• _Collected data_:
* Start *
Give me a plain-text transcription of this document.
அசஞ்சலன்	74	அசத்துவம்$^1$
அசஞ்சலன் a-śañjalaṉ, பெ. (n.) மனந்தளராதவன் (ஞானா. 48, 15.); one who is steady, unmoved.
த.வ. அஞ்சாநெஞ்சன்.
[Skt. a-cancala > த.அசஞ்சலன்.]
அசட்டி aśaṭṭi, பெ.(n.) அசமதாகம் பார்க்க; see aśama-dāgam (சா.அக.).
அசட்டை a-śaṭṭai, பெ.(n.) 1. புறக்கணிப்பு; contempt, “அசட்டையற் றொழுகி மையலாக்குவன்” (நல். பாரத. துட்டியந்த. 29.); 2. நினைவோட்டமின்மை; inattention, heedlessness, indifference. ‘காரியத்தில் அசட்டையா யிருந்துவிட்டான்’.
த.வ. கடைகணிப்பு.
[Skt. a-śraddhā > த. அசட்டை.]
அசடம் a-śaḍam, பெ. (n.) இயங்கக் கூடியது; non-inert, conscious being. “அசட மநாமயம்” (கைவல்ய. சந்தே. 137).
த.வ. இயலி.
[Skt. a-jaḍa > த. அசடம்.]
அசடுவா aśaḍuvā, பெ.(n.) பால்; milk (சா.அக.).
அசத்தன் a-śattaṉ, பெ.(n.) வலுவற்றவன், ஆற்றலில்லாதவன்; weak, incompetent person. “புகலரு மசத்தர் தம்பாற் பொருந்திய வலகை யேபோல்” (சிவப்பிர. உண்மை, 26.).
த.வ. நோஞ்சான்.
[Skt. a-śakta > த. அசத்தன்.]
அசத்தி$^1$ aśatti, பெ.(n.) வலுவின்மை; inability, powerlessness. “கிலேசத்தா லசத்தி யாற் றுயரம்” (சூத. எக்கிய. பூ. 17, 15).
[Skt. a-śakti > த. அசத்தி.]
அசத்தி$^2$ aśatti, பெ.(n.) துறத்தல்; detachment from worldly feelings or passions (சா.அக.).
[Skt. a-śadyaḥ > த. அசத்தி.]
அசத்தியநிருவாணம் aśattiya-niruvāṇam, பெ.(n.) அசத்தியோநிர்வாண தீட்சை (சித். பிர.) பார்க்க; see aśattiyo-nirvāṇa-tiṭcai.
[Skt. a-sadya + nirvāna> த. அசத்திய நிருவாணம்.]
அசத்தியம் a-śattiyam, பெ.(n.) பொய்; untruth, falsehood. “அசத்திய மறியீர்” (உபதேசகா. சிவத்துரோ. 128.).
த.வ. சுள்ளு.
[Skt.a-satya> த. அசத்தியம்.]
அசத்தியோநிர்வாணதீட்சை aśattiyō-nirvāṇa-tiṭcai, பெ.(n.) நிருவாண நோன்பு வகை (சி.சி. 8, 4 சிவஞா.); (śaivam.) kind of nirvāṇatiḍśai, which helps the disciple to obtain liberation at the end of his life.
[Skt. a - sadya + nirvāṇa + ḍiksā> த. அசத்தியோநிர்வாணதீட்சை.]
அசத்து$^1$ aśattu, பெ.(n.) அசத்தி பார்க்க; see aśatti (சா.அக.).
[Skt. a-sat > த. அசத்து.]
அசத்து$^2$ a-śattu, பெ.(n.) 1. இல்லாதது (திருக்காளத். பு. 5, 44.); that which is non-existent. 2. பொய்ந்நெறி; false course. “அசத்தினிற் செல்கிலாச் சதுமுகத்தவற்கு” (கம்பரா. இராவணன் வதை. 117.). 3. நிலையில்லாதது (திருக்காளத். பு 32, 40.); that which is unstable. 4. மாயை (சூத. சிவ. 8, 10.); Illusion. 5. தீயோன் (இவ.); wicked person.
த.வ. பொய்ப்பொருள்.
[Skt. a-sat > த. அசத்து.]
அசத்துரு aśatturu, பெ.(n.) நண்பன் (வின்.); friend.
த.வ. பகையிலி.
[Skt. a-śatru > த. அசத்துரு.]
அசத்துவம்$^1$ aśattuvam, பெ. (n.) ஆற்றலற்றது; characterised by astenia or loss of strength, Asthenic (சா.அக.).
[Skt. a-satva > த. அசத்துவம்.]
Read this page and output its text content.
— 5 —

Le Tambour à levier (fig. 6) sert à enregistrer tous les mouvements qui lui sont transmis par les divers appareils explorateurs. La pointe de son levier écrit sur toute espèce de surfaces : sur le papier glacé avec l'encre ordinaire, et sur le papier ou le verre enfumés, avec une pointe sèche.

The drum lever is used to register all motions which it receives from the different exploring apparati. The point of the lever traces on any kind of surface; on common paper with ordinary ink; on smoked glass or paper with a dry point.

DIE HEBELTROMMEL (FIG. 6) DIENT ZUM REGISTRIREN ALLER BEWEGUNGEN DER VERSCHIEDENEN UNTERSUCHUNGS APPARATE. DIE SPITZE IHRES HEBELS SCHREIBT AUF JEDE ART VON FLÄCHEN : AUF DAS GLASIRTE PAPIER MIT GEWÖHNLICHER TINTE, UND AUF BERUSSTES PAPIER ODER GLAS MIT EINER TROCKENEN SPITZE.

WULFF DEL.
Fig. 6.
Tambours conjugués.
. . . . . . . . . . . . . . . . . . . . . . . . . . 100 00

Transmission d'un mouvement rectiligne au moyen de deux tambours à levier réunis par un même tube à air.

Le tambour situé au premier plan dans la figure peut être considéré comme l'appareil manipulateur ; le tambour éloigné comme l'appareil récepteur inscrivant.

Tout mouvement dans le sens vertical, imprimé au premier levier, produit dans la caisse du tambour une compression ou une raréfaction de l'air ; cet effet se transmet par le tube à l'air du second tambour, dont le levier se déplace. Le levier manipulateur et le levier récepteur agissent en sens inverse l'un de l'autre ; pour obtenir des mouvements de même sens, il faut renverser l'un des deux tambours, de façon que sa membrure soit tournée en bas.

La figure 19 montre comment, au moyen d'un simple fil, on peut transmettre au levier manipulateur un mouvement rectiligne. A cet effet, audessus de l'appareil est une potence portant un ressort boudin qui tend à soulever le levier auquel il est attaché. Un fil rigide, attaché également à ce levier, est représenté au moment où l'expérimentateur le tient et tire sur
* End *
• _Goal_: Select every line of the material above holding the word "sadya" and copy it.

• _Solution for this task_:
[Skt. a-sadya + nirvāna> த. அசத்திய நிருவாணம்.]
[Skt. a - sadya + nirvāṇa + ḍiksā> த. அசத்தியோநிர்வாணதீட்சை.]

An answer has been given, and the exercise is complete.